◆ Direction
Set down every entry again word for word, please, but skip the pictures.

[Part of a data file]
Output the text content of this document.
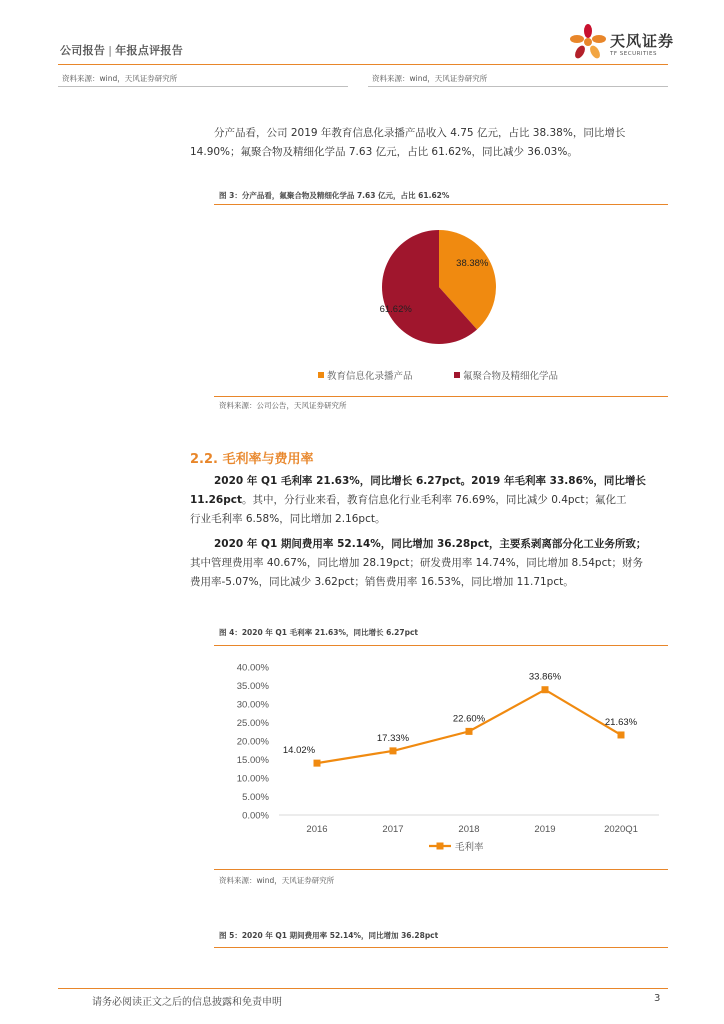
公司报告 | 年报点评报告
天风证券
TF SECURITIES
资料来源：wind，天风证券研究所	资料来源：wind，天风证券研究所
分产品看，公司 2019 年教育信息化录播产品收入 4.75 亿元，占比 38.38%，同比增长
14.90%；氟聚合物及精细化学品 7.63 亿元，占比 61.62%，同比减少 36.03%。
图 3：分产品看，氟聚合物及精细化学品 7.63 亿元，占比 61.62%
38.38%
61.62%
教育信息化录播产品	氟聚合物及精细化学品
资料来源：公司公告，天风证券研究所
2.2. 毛利率与费用率
2020 年 Q1 毛利率 21.63%，同比增长 6.27pct。2019 年毛利率 33.86%，同比增长
11.26pct。其中，分行业来看，教育信息化行业毛利率 76.69%，同比减少 0.4pct；氟化工
行业毛利率 6.58%，同比增加 2.16pct。
2020 年 Q1 期间费用率 52.14%，同比增加 36.28pct，主要系剥离部分化工业务所致；
其中管理费用率 40.67%，同比增加 28.19pct；研发费用率 14.74%，同比增加 8.54pct；财务
费用率-5.07%，同比减少 3.62pct；销售费用率 16.53%，同比增加 11.71pct。
图 4：2020 年 Q1 毛利率 21.63%，同比增长 6.27pct
0.00%
5.00%
10.00%
15.00%
20.00%
25.00%
30.00%
35.00%
40.00%
2016	2017	2018	2019	2020Q1
14.02%
17.33%
22.60%
33.86%
21.63%
毛利率
资料来源：wind，天风证券研究所
图 5：2020 年 Q1 期间费用率 52.14%，同比增加 36.28pct
请务必阅读正文之后的信息披露和免责申明	3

◆ Reply
Output the text content of this document.
公司报告 | 年报点评报告
天风证券
TF SECURITIES
资料来源：wind，天风证券研究所	资料来源：wind，天风证券研究所
分产品看，公司 2019 年教育信息化录播产品收入 4.75 亿元，占比 38.38%，同比增长
14.90%；氟聚合物及精细化学品 7.63 亿元，占比 61.62%，同比减少 36.03%。
图 3：分产品看，氟聚合物及精细化学品 7.63 亿元，占比 61.62%
38.38%
61.62%
教育信息化录播产品	氟聚合物及精细化学品
资料来源：公司公告，天风证券研究所
2.2. 毛利率与费用率
2020 年 Q1 毛利率 21.63%，同比增长 6.27pct。2019 年毛利率 33.86%，同比增长
11.26pct。其中，分行业来看，教育信息化行业毛利率 76.69%，同比减少 0.4pct；氟化工
行业毛利率 6.58%，同比增加 2.16pct。
2020 年 Q1 期间费用率 52.14%，同比增加 36.28pct，主要系剥离部分化工业务所致；
其中管理费用率 40.67%，同比增加 28.19pct；研发费用率 14.74%，同比增加 8.54pct；财务
费用率-5.07%，同比减少 3.62pct；销售费用率 16.53%，同比增加 11.71pct。
图 4：2020 年 Q1 毛利率 21.63%，同比增长 6.27pct
0.00%
5.00%
10.00%
15.00%
20.00%
25.00%
30.00%
35.00%
40.00%
2016	2017	2018	2019	2020Q1
14.02%
17.33%
22.60%
33.86%
21.63%
毛利率
资料来源：wind，天风证券研究所
图 5：2020 年 Q1 期间费用率 52.14%，同比增加 36.28pct
请务必阅读正文之后的信息披露和免责申明	3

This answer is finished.